═══ Exercise material ═══
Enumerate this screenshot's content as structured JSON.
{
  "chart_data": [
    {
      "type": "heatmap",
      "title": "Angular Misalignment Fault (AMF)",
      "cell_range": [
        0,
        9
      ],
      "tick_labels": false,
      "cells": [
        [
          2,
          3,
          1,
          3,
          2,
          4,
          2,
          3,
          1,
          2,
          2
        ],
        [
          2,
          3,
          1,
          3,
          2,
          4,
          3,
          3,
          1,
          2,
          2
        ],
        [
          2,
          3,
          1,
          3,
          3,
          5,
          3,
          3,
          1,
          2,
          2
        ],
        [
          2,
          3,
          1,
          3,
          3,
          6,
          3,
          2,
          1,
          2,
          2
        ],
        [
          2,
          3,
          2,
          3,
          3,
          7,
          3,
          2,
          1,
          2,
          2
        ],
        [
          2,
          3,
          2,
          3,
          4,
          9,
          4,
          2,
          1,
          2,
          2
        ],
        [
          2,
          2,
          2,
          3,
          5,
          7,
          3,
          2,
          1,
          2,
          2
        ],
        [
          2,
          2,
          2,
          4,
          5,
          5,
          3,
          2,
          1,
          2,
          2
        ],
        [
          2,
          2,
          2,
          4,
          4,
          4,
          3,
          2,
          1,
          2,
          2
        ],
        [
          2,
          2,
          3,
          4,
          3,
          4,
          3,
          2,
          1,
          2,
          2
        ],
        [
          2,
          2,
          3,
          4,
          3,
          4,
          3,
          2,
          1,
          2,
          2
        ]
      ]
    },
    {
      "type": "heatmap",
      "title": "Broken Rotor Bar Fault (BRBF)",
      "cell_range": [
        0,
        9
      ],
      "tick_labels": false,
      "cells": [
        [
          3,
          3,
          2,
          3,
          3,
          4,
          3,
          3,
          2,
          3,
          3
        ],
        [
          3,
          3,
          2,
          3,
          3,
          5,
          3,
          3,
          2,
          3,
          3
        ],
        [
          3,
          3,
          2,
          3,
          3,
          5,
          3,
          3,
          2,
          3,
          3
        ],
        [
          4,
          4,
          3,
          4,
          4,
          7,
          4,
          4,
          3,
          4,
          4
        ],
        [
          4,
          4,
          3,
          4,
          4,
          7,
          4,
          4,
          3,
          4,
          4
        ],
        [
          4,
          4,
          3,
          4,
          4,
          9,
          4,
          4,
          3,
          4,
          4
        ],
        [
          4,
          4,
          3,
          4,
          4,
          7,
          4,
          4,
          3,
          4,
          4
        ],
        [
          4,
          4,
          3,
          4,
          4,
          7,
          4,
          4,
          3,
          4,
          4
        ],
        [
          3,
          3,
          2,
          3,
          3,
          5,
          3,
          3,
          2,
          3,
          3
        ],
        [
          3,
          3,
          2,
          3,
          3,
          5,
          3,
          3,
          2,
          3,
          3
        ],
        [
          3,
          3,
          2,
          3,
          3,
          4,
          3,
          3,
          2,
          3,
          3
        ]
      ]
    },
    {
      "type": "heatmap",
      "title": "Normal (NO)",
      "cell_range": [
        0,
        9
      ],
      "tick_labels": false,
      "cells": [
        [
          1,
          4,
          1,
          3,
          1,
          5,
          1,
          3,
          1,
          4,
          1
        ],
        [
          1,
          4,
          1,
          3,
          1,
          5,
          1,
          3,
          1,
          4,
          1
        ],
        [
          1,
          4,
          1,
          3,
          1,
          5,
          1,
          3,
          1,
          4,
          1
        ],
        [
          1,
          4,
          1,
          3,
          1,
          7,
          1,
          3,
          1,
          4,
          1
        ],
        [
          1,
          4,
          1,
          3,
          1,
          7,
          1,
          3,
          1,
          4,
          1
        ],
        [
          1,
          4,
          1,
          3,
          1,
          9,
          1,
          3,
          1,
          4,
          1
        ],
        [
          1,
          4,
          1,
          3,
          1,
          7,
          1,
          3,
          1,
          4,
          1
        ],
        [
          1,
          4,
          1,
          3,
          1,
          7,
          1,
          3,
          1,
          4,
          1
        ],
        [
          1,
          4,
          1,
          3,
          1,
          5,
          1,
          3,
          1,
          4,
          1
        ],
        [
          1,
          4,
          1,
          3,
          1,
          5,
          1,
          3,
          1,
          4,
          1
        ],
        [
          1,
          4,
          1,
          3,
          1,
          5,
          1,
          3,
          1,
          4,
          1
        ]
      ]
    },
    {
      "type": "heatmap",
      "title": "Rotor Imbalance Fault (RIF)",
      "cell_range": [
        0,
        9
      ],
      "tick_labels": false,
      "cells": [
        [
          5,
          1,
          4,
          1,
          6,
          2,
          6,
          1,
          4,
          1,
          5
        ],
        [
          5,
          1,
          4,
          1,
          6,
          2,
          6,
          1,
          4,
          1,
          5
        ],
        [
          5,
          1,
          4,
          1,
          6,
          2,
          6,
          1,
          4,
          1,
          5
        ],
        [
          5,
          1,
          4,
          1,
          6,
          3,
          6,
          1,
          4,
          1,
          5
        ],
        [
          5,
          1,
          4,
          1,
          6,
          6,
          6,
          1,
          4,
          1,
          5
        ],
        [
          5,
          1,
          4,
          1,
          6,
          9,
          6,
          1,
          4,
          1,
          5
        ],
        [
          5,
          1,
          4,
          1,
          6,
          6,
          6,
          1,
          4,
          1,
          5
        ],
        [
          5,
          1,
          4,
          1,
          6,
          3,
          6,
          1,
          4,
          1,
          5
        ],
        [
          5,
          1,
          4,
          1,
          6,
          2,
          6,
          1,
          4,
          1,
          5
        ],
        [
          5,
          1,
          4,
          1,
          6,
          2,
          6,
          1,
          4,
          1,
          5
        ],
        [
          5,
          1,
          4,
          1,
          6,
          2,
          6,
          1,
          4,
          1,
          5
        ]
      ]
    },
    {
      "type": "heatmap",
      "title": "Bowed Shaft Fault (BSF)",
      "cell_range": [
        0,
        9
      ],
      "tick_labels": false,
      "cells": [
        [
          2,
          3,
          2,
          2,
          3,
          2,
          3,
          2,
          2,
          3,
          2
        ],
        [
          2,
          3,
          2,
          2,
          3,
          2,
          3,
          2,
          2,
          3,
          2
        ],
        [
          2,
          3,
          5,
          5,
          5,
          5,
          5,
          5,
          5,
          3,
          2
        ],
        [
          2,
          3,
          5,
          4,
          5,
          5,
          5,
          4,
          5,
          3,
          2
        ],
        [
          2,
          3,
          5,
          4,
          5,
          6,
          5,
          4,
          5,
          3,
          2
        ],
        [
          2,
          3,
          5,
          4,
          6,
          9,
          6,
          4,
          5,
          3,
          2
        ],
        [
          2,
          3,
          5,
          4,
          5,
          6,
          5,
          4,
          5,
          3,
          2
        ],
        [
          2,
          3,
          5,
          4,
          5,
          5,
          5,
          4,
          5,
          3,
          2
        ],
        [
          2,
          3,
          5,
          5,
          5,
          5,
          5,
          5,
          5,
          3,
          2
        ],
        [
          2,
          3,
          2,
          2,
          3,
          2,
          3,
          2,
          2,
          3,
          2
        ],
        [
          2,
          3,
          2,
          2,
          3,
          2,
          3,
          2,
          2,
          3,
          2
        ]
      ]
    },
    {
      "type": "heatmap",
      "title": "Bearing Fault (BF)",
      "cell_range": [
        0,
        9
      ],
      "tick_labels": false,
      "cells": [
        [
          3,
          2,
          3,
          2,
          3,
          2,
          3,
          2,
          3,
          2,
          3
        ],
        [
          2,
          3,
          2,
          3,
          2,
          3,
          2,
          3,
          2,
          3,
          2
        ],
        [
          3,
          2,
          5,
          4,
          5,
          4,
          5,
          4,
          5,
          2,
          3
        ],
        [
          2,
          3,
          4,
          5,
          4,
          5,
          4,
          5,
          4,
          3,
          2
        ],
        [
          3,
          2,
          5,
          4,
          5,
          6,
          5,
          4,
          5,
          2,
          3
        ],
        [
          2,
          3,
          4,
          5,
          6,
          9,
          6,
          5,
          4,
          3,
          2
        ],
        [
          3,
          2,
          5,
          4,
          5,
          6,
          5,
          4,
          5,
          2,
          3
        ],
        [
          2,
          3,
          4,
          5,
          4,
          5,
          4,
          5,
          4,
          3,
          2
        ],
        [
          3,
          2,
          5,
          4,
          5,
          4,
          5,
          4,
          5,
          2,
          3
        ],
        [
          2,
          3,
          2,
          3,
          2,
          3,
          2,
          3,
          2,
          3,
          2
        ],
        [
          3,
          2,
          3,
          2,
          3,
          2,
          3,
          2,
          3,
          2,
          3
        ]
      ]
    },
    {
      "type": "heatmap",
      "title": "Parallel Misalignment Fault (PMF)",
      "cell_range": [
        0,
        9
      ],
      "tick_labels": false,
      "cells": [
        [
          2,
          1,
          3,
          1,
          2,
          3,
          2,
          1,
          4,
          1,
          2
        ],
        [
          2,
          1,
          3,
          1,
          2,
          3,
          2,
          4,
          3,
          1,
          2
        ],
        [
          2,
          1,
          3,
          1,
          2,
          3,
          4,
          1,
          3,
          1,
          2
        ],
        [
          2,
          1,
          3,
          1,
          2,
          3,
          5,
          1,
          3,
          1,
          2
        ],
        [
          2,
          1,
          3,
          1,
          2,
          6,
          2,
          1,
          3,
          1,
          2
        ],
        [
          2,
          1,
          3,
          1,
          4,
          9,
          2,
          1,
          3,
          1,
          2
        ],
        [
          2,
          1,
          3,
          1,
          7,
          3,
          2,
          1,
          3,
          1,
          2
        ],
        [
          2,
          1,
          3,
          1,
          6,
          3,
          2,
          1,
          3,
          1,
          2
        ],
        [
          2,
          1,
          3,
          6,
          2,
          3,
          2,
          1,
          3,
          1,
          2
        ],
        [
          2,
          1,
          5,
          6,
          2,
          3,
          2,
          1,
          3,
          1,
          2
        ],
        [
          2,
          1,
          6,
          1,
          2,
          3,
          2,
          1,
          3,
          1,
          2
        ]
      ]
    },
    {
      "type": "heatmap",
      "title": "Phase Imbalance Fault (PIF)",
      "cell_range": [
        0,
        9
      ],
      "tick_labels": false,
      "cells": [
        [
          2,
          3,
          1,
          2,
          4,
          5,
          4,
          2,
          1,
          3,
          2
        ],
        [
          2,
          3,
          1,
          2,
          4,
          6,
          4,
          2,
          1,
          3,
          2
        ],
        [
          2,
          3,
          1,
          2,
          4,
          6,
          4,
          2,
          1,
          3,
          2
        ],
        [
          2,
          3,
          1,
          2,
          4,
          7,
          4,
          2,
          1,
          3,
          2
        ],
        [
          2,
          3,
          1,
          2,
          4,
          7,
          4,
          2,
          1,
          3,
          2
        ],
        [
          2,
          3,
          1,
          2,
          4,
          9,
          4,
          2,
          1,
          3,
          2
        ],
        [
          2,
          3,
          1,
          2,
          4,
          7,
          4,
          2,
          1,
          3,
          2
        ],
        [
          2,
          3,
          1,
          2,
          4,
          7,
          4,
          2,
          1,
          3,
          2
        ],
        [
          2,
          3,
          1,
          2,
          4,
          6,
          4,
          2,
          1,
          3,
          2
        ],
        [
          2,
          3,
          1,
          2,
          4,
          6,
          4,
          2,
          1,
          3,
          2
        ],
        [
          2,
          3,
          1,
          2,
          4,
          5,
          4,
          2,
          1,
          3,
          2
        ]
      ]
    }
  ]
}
═══
Find the word "Rotor" in the data and show each line that holds it.

      "title": "Broken Rotor Bar Fault (BRBF)",
      "title": "Rotor Imbalance Fault (RIF)",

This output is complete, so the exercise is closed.